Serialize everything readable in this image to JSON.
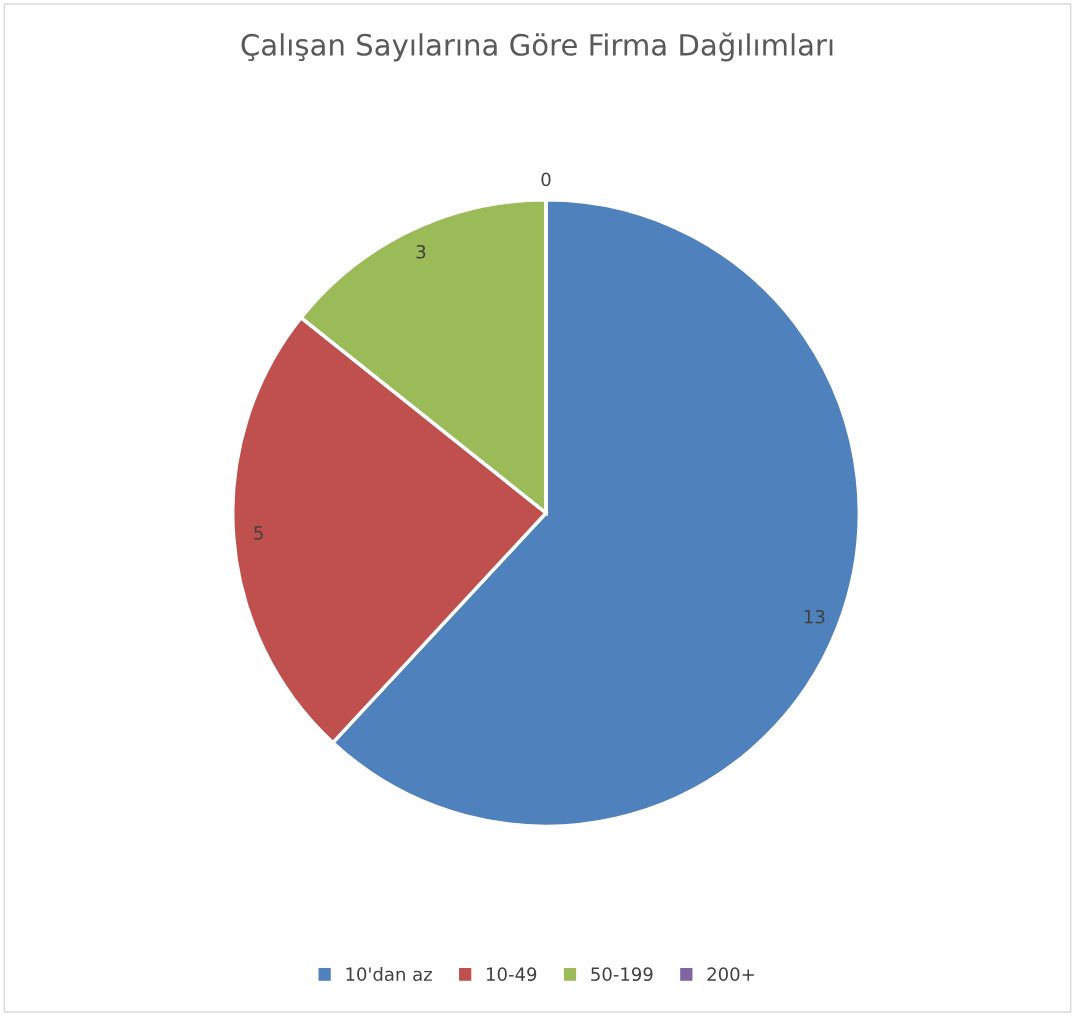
{
  "chart_data": {
    "type": "pie",
    "title": "Çalışan Sayılarına Göre Firma Dağılımları",
    "categories": [
      "10'dan az",
      "10-49",
      "50-199",
      "200+"
    ],
    "values": [
      13,
      5,
      3,
      0
    ],
    "colors": [
      "#4f81bd",
      "#c0504d",
      "#9bbb59",
      "#8064a2"
    ],
    "value_labels": [
      "13",
      "5",
      "3",
      "0"
    ],
    "legend": "bottom"
  }
}
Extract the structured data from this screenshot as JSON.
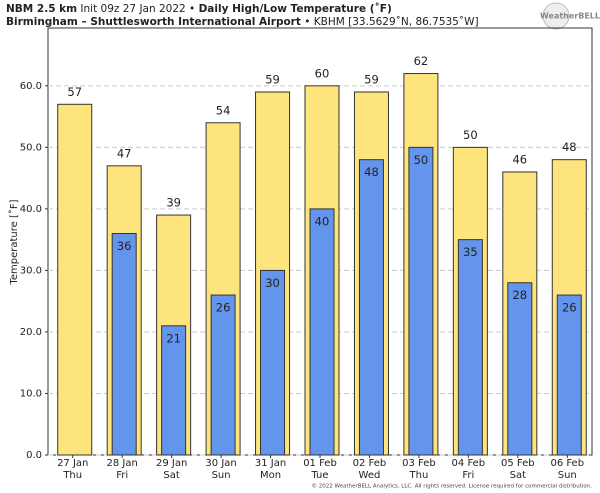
{
  "chart_data": {
    "type": "bar",
    "title_parts": [
      "NBM 2.5 km",
      "Init 09z 27 Jan 2022 •",
      "Daily High/Low Temperature (˚F)"
    ],
    "subtitle_parts": [
      "Birmingham – Shuttlesworth International Airport",
      "• KBHM [33.5629˚N, 86.7535˚W]"
    ],
    "y_label": "Temperature [˚F]",
    "footer": "© 2022 WeatherBELL Analytics, LLC. All rights reserved. License required for commercial distribution.",
    "logo": "WeatherBELL",
    "categories": [
      "27 Jan",
      "28 Jan",
      "29 Jan",
      "30 Jan",
      "31 Jan",
      "01 Feb",
      "02 Feb",
      "03 Feb",
      "04 Feb",
      "05 Feb",
      "06 Feb"
    ],
    "weekdays": [
      "Thu",
      "Fri",
      "Sat",
      "Sun",
      "Mon",
      "Tue",
      "Wed",
      "Thu",
      "Fri",
      "Sat",
      "Sun"
    ],
    "series": [
      {
        "color": "#fee47c",
        "values": [
          57,
          47,
          39,
          54,
          59,
          60,
          59,
          62,
          50,
          46,
          48
        ]
      },
      {
        "color": "#6495ed",
        "values": [
          null,
          36,
          21,
          26,
          30,
          40,
          48,
          50,
          35,
          28,
          26
        ]
      }
    ],
    "ylim": [
      0,
      69.4
    ],
    "yticks": [
      {
        "value": 0,
        "label": "0.0"
      },
      {
        "value": 10,
        "label": "10.0"
      },
      {
        "value": 20,
        "label": "20.0"
      },
      {
        "value": 30,
        "label": "30.0"
      },
      {
        "value": 40,
        "label": "40.0"
      },
      {
        "value": 50,
        "label": "50.0"
      },
      {
        "value": 60,
        "label": "60.0"
      }
    ],
    "grid": true
  }
}
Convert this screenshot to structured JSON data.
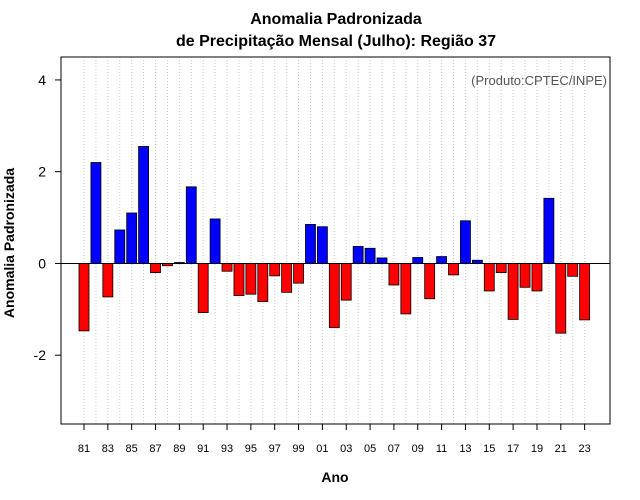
{
  "chart_data": {
    "type": "bar",
    "title_line1": "Anomalia Padronizada",
    "title_line2": "de Precipitação Mensal (Julho): Região 37",
    "xlabel": "Ano",
    "ylabel": "Anomalia Padronizada",
    "annotation": "(Produto:CPTEC/INPE)",
    "ylim": [
      -3.5,
      4.5
    ],
    "yticks": [
      -2,
      0,
      2,
      4
    ],
    "ytick_labels": [
      "-2",
      "0",
      "2",
      "4"
    ],
    "grid": "vertical dotted",
    "positive_color": "#0000ff",
    "negative_color": "#ff0000",
    "categories": [
      "81",
      "82",
      "83",
      "84",
      "85",
      "86",
      "87",
      "88",
      "89",
      "90",
      "91",
      "92",
      "93",
      "94",
      "95",
      "96",
      "97",
      "98",
      "99",
      "00",
      "01",
      "02",
      "03",
      "04",
      "05",
      "06",
      "07",
      "08",
      "09",
      "10",
      "11",
      "12",
      "13",
      "14",
      "15",
      "16",
      "17",
      "18",
      "19",
      "20",
      "21",
      "22",
      "23"
    ],
    "xtick_labels": [
      "81",
      "83",
      "85",
      "87",
      "89",
      "91",
      "93",
      "95",
      "97",
      "99",
      "01",
      "03",
      "05",
      "07",
      "09",
      "11",
      "13",
      "15",
      "17",
      "19",
      "21",
      "23"
    ],
    "values": [
      -1.47,
      2.2,
      -0.73,
      0.73,
      1.1,
      2.55,
      -0.2,
      -0.05,
      0.02,
      1.67,
      -1.07,
      0.97,
      -0.17,
      -0.7,
      -0.67,
      -0.83,
      -0.27,
      -0.63,
      -0.43,
      0.85,
      0.8,
      -1.4,
      -0.8,
      0.37,
      0.33,
      0.12,
      -0.47,
      -1.1,
      0.13,
      -0.77,
      0.15,
      -0.25,
      0.93,
      0.07,
      -0.6,
      -0.2,
      -1.22,
      -0.52,
      -0.6,
      1.42,
      -1.52,
      -0.28,
      -1.23
    ]
  }
}
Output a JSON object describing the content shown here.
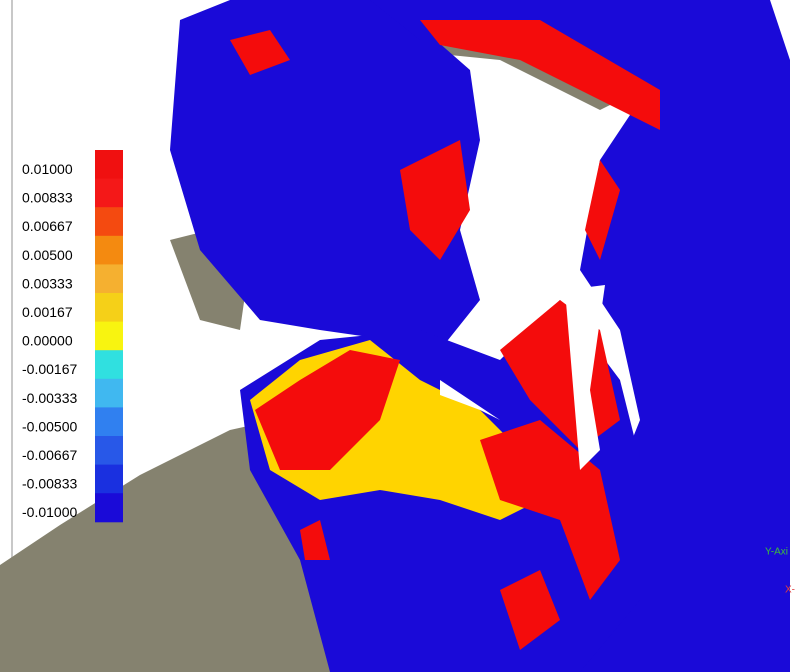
{
  "legend": {
    "labels": [
      "0.01000",
      "0.00833",
      "0.00667",
      "0.00500",
      "0.00333",
      "0.00167",
      "0.00000",
      "-0.00167",
      "-0.00333",
      "-0.00500",
      "-0.00667",
      "-0.00833",
      "-0.01000"
    ]
  },
  "axes": {
    "y_label": "Y-Axi",
    "x_label": "X-"
  }
}
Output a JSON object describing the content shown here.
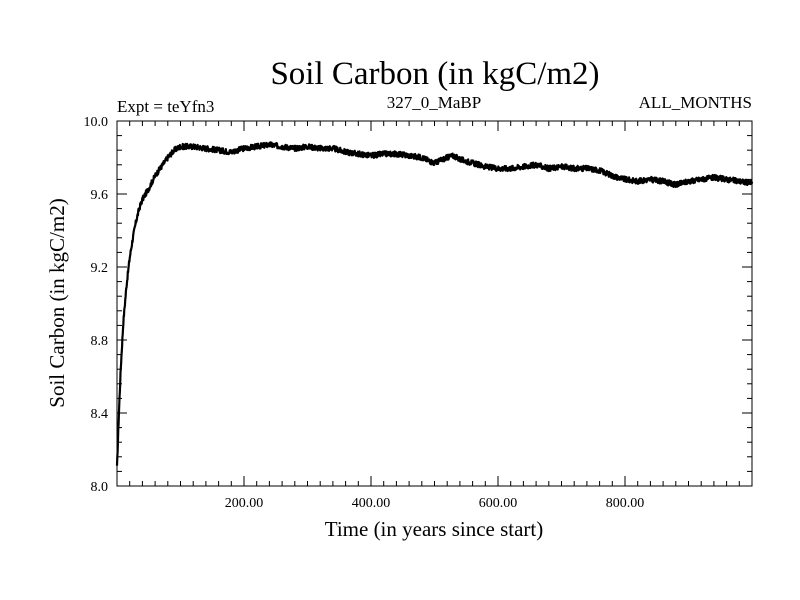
{
  "chart_data": {
    "type": "line",
    "title": "Soil Carbon (in kgC/m2)",
    "subtitle_left": "Expt = teYfn3",
    "subtitle_center": "327_0_MaBP",
    "subtitle_right": "ALL_MONTHS",
    "xlabel": "Time (in years since start)",
    "ylabel": "Soil Carbon (in kgC/m2)",
    "xlim": [
      0,
      1000
    ],
    "ylim": [
      8.0,
      10.0
    ],
    "x_ticks": [
      {
        "value": 200,
        "label": "200.00"
      },
      {
        "value": 400,
        "label": "400.00"
      },
      {
        "value": 600,
        "label": "600.00"
      },
      {
        "value": 800,
        "label": "800.00"
      }
    ],
    "y_ticks": [
      {
        "value": 8.0,
        "label": "8.0"
      },
      {
        "value": 8.4,
        "label": "8.4"
      },
      {
        "value": 8.8,
        "label": "8.8"
      },
      {
        "value": 9.2,
        "label": "9.2"
      },
      {
        "value": 9.6,
        "label": "9.6"
      },
      {
        "value": 10.0,
        "label": "10.0"
      }
    ],
    "series": [
      {
        "name": "soil_carbon",
        "color": "#000000",
        "x": [
          0,
          3,
          6,
          10,
          15,
          20,
          25,
          30,
          35,
          40,
          50,
          60,
          70,
          80,
          90,
          100,
          120,
          140,
          160,
          180,
          200,
          220,
          240,
          260,
          280,
          300,
          320,
          340,
          360,
          380,
          400,
          420,
          440,
          460,
          480,
          500,
          520,
          530,
          540,
          560,
          580,
          600,
          620,
          640,
          660,
          680,
          700,
          720,
          740,
          760,
          780,
          800,
          820,
          840,
          860,
          880,
          900,
          920,
          940,
          960,
          980,
          1000
        ],
        "values": [
          8.1,
          8.4,
          8.65,
          8.9,
          9.1,
          9.25,
          9.36,
          9.45,
          9.52,
          9.57,
          9.63,
          9.7,
          9.75,
          9.8,
          9.84,
          9.86,
          9.86,
          9.85,
          9.84,
          9.83,
          9.85,
          9.86,
          9.87,
          9.86,
          9.85,
          9.86,
          9.85,
          9.85,
          9.83,
          9.82,
          9.81,
          9.82,
          9.82,
          9.81,
          9.8,
          9.77,
          9.8,
          9.81,
          9.79,
          9.77,
          9.75,
          9.74,
          9.74,
          9.75,
          9.76,
          9.74,
          9.75,
          9.74,
          9.74,
          9.73,
          9.7,
          9.68,
          9.67,
          9.68,
          9.67,
          9.65,
          9.67,
          9.68,
          9.69,
          9.68,
          9.67,
          9.66
        ]
      }
    ]
  }
}
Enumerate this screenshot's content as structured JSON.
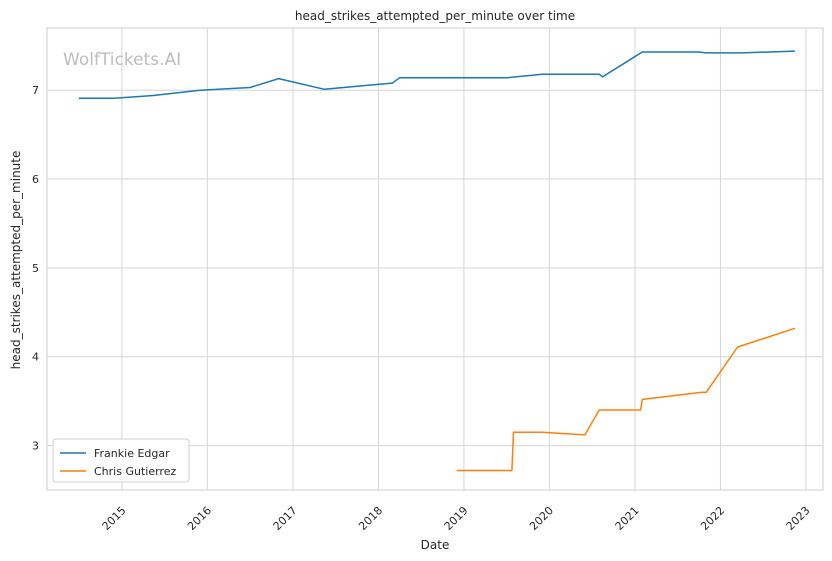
{
  "chart_data": {
    "type": "line",
    "title": "head_strikes_attempted_per_minute over time",
    "xlabel": "Date",
    "ylabel": "head_strikes_attempted_per_minute",
    "watermark": "WolfTickets.AI",
    "x_ticks": [
      "2015",
      "2016",
      "2017",
      "2018",
      "2019",
      "2020",
      "2021",
      "2022",
      "2023"
    ],
    "y_ticks": [
      3,
      4,
      5,
      6,
      7
    ],
    "xlim": [
      "2014-02-15",
      "2023-03-15"
    ],
    "ylim": [
      2.5,
      7.7
    ],
    "grid": true,
    "legend_position": "lower-left",
    "colors": {
      "Frankie Edgar": "#1f77b4",
      "Chris Gutierrez": "#ff7f0e"
    },
    "series": [
      {
        "name": "Frankie Edgar",
        "points": [
          [
            "2014-07-01",
            6.91
          ],
          [
            "2014-12-01",
            6.91
          ],
          [
            "2015-05-15",
            6.94
          ],
          [
            "2015-12-01",
            7.0
          ],
          [
            "2016-07-01",
            7.03
          ],
          [
            "2016-11-01",
            7.13
          ],
          [
            "2017-05-15",
            7.01
          ],
          [
            "2018-03-01",
            7.08
          ],
          [
            "2018-04-01",
            7.14
          ],
          [
            "2019-07-01",
            7.14
          ],
          [
            "2019-12-01",
            7.18
          ],
          [
            "2020-08-01",
            7.18
          ],
          [
            "2020-08-15",
            7.15
          ],
          [
            "2021-02-01",
            7.43
          ],
          [
            "2021-10-01",
            7.43
          ],
          [
            "2021-11-01",
            7.42
          ],
          [
            "2022-04-01",
            7.42
          ],
          [
            "2022-11-15",
            7.44
          ]
        ]
      },
      {
        "name": "Chris Gutierrez",
        "points": [
          [
            "2018-12-01",
            2.72
          ],
          [
            "2019-07-25",
            2.72
          ],
          [
            "2019-08-01",
            3.15
          ],
          [
            "2019-12-01",
            3.15
          ],
          [
            "2020-06-01",
            3.12
          ],
          [
            "2020-08-01",
            3.4
          ],
          [
            "2021-01-25",
            3.4
          ],
          [
            "2021-02-01",
            3.52
          ],
          [
            "2021-10-15",
            3.6
          ],
          [
            "2021-11-01",
            3.6
          ],
          [
            "2022-03-15",
            4.11
          ],
          [
            "2022-11-15",
            4.32
          ]
        ]
      }
    ]
  }
}
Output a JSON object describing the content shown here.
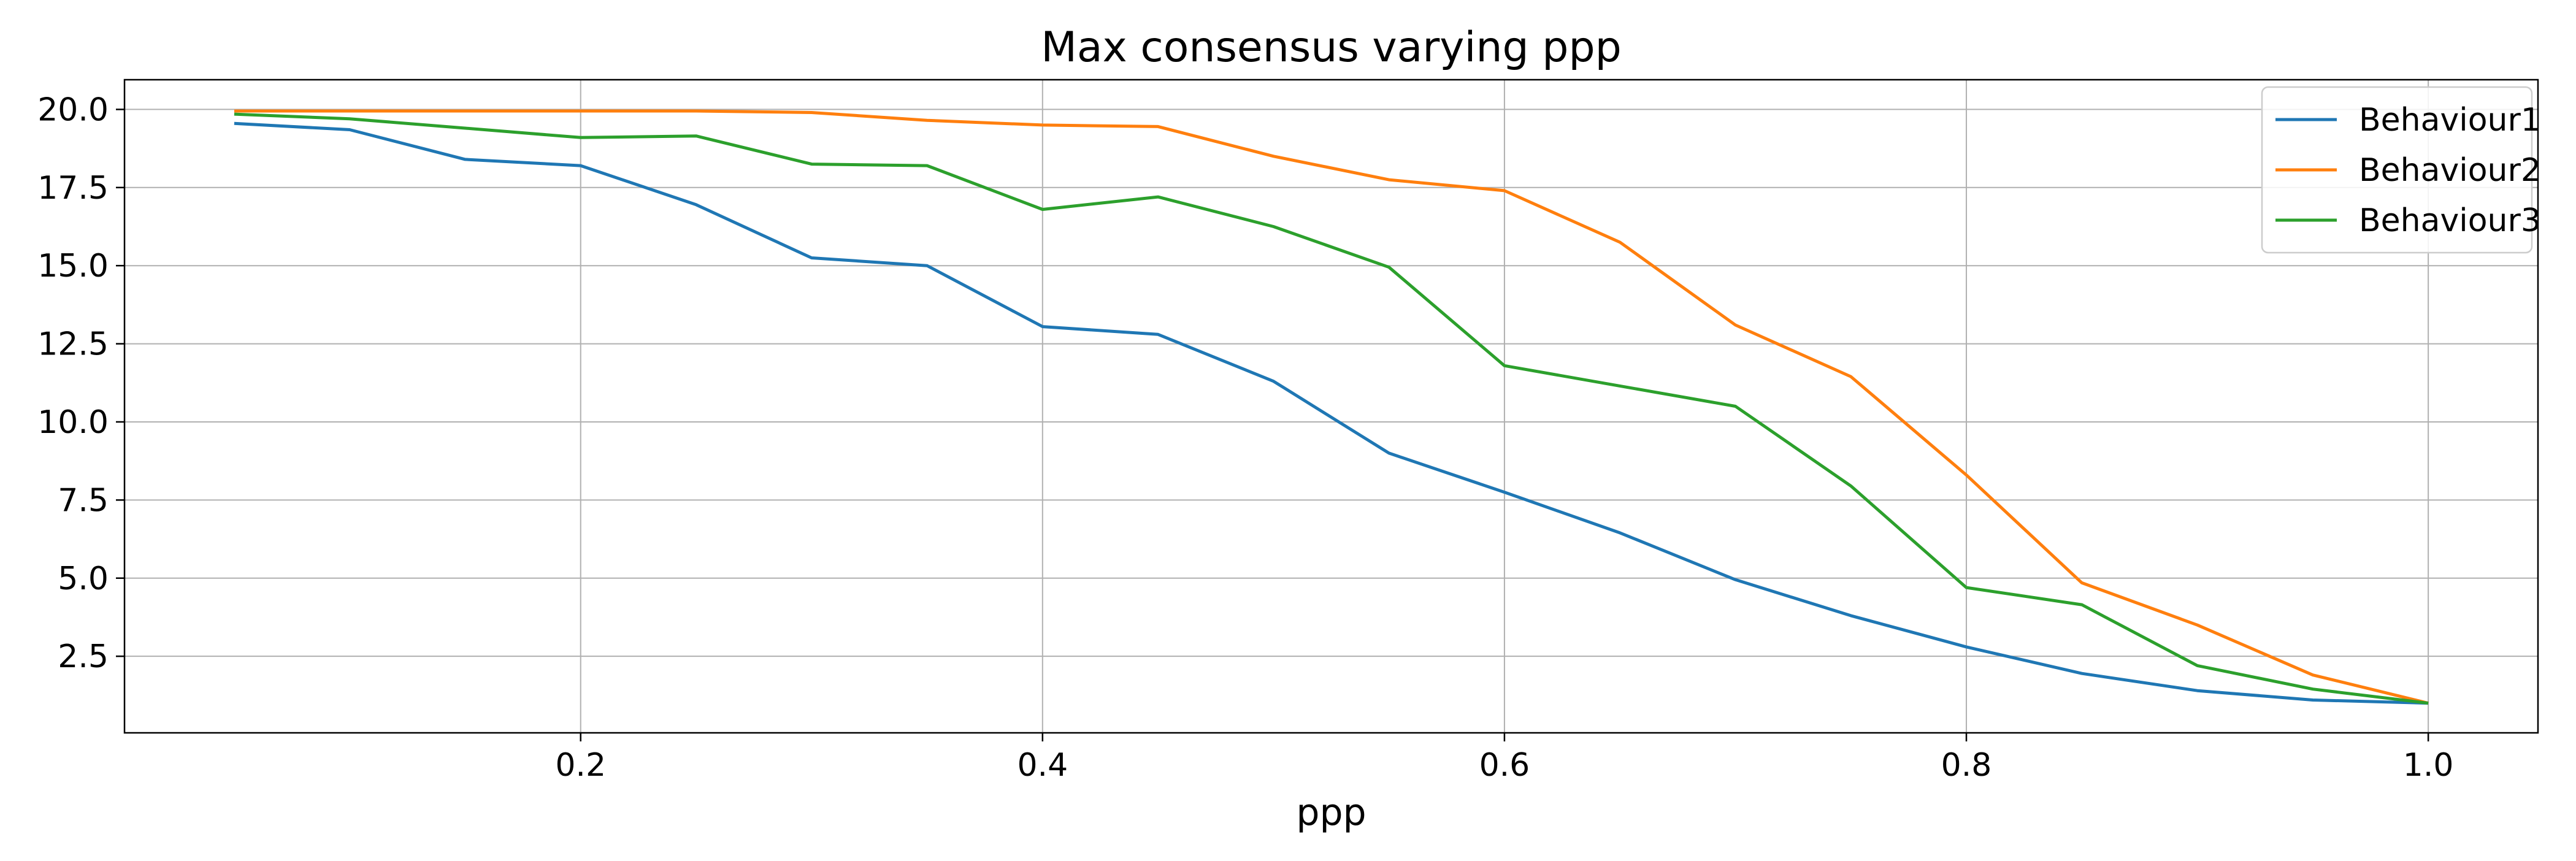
{
  "chart_data": {
    "type": "line",
    "title": "Max consensus varying ppp",
    "xlabel": "ppp",
    "ylabel": "",
    "xlim": [
      0.05,
      1.0
    ],
    "ylim": [
      1.0,
      20.0
    ],
    "x": [
      0.05,
      0.1,
      0.15,
      0.2,
      0.25,
      0.3,
      0.35,
      0.4,
      0.45,
      0.5,
      0.55,
      0.6,
      0.65,
      0.7,
      0.75,
      0.8,
      0.85,
      0.9,
      0.95,
      1.0
    ],
    "x_ticks": [
      0.2,
      0.4,
      0.6,
      0.8,
      1.0
    ],
    "x_tick_labels": [
      "0.2",
      "0.4",
      "0.6",
      "0.8",
      "1.0"
    ],
    "y_ticks": [
      2.5,
      5.0,
      7.5,
      10.0,
      12.5,
      15.0,
      17.5,
      20.0
    ],
    "y_tick_labels": [
      "2.5",
      "5.0",
      "7.5",
      "10.0",
      "12.5",
      "15.0",
      "17.5",
      "20.0"
    ],
    "grid": true,
    "legend_position": "top-right",
    "series": [
      {
        "name": "Behaviour1",
        "color": "#1f77b4",
        "values": [
          19.55,
          19.35,
          18.4,
          18.2,
          16.95,
          15.25,
          15.0,
          13.05,
          12.8,
          11.3,
          9.0,
          7.75,
          6.45,
          4.95,
          3.8,
          2.8,
          1.95,
          1.4,
          1.1,
          1.0
        ]
      },
      {
        "name": "Behaviour2",
        "color": "#ff7f0e",
        "values": [
          19.95,
          19.95,
          19.95,
          19.95,
          19.95,
          19.9,
          19.65,
          19.5,
          19.45,
          18.5,
          17.75,
          17.4,
          15.75,
          13.1,
          11.45,
          8.3,
          4.85,
          3.5,
          1.9,
          1.0
        ]
      },
      {
        "name": "Behaviour3",
        "color": "#2ca02c",
        "values": [
          19.85,
          19.7,
          19.4,
          19.1,
          19.15,
          18.25,
          18.2,
          16.8,
          17.2,
          16.25,
          14.95,
          11.8,
          11.15,
          10.5,
          7.95,
          4.7,
          4.15,
          2.2,
          1.45,
          1.0
        ]
      }
    ]
  }
}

══════

Problem to solve -> Each line that holds the word "Padronizada" is to be copied.

Answer below ->
    "title_line1": "Anomalia Padronizada",
    "ylabel": "Anomalia Padronizada",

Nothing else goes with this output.